• _RECORDS FOR THIS TASK_:
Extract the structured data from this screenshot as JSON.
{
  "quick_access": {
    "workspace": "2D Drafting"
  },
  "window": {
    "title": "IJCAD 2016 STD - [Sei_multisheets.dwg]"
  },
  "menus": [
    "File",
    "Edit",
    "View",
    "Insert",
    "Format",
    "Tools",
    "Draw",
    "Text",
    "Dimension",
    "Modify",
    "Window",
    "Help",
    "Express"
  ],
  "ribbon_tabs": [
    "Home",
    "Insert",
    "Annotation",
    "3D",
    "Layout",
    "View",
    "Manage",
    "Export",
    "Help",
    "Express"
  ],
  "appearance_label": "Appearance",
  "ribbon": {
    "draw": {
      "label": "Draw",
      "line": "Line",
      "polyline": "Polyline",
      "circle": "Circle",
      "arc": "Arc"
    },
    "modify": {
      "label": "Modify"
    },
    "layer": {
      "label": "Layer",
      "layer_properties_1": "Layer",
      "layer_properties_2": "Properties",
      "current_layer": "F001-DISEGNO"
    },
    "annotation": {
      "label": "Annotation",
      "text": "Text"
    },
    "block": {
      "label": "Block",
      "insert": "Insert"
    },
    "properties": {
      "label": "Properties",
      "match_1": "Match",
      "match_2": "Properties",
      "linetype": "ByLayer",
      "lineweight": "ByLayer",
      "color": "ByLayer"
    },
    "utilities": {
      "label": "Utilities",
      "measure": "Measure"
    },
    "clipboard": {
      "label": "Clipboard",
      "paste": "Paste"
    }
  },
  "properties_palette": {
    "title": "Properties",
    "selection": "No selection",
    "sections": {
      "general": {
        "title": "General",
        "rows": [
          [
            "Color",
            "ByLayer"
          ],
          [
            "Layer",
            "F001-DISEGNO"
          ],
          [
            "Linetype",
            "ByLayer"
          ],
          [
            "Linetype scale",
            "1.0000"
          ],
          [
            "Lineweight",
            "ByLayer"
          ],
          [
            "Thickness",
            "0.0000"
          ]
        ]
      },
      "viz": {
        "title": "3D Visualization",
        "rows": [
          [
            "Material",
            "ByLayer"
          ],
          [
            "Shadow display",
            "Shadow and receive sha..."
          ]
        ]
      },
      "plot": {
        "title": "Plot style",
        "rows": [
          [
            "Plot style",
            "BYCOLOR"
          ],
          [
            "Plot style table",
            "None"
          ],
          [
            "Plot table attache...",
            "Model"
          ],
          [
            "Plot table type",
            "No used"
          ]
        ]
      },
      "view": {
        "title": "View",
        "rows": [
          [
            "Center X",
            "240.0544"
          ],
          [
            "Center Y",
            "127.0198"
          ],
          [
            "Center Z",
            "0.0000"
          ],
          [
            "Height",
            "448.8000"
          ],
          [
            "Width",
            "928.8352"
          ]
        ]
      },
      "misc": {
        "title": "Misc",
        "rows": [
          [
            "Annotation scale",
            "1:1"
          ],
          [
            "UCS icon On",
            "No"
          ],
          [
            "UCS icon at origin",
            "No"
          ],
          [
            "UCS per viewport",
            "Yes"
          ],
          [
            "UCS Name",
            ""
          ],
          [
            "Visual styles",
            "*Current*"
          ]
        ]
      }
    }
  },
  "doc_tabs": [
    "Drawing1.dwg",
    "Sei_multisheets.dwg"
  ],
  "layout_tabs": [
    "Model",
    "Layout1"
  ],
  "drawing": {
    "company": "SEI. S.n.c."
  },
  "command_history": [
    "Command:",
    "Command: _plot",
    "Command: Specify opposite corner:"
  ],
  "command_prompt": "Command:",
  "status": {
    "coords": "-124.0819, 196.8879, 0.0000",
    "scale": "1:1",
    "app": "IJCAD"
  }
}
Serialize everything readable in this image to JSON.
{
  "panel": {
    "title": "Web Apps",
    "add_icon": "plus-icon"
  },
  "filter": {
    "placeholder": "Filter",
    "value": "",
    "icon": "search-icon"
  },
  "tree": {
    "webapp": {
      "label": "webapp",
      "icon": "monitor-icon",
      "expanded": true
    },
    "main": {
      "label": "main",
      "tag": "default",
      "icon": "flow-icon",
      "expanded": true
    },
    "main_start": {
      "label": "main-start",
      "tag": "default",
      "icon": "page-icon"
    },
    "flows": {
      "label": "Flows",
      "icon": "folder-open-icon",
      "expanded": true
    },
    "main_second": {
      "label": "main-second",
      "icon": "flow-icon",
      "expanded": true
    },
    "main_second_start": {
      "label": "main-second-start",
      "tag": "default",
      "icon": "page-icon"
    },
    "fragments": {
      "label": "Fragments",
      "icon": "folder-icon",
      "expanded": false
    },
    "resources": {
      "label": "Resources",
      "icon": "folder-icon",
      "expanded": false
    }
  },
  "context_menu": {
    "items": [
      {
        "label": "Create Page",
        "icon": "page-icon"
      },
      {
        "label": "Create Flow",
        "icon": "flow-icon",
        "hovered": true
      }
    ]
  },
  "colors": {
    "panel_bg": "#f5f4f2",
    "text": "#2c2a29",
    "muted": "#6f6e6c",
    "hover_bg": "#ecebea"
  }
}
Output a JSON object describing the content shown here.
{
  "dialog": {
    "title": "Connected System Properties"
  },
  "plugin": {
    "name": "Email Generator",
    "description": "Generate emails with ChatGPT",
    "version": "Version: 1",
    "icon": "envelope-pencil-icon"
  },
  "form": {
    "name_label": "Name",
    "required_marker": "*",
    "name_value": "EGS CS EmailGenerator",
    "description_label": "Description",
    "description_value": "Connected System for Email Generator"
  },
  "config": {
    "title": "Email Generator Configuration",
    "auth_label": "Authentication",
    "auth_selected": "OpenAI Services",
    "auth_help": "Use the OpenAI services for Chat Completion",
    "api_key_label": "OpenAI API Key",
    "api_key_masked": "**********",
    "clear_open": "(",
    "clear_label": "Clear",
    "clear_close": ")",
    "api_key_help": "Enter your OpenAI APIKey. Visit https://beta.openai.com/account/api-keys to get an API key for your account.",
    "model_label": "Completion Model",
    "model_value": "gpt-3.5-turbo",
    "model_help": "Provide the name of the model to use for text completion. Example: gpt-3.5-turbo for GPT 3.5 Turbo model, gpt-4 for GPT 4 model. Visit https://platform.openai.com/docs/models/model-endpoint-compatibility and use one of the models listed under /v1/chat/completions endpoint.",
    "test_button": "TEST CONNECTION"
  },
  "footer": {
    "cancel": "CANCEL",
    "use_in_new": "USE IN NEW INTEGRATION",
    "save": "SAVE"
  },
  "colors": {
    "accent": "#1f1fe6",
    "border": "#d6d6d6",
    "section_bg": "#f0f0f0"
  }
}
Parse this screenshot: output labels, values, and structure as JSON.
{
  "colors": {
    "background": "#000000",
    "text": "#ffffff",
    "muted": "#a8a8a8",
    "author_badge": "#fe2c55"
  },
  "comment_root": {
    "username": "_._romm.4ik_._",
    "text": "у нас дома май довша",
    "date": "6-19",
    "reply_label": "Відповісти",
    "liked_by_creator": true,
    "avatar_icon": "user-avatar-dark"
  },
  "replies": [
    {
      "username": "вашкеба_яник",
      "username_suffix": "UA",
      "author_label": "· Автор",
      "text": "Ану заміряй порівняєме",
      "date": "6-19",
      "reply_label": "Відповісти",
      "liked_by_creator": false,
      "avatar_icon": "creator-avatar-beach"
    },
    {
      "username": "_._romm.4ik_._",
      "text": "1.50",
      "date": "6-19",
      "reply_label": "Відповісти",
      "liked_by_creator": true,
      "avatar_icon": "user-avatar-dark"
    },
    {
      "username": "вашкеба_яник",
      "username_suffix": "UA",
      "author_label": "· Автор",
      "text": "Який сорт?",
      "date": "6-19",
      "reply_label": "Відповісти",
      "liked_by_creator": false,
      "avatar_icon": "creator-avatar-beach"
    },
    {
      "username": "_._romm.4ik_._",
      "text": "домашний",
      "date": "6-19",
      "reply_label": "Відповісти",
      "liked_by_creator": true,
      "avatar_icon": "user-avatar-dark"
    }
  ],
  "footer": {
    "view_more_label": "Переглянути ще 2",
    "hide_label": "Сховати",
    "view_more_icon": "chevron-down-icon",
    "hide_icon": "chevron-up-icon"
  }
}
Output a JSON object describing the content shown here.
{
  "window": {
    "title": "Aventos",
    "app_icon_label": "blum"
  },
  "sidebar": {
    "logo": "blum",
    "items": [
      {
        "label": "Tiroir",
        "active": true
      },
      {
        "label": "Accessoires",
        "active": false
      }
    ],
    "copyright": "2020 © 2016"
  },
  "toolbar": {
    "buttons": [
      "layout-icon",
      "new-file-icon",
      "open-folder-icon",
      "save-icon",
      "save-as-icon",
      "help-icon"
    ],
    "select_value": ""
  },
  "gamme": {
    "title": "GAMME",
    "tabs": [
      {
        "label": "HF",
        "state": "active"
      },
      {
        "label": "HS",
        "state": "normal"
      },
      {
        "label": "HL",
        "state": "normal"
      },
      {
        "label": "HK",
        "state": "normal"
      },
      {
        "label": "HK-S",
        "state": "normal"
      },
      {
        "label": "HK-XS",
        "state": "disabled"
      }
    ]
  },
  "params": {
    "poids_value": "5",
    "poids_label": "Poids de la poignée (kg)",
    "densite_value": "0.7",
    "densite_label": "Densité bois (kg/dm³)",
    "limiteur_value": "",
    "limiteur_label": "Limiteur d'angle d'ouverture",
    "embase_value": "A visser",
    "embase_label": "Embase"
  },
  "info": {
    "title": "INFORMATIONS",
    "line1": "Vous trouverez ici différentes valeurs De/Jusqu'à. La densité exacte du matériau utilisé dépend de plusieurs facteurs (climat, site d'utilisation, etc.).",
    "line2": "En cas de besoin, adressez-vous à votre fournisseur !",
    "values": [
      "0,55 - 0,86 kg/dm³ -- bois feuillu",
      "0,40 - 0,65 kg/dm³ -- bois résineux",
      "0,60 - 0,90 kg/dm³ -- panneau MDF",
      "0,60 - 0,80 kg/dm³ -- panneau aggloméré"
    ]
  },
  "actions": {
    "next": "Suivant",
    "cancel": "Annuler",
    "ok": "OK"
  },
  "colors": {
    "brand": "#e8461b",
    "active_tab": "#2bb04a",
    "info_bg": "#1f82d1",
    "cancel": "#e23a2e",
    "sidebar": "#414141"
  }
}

• _THE TASK_:
Gather up every line from the listing above in which the word "screenshot" occurs.

• _REPLY_:
Extract the structured data from this screenshot as JSON.
Parse this screenshot: output labels, values, and structure as JSON.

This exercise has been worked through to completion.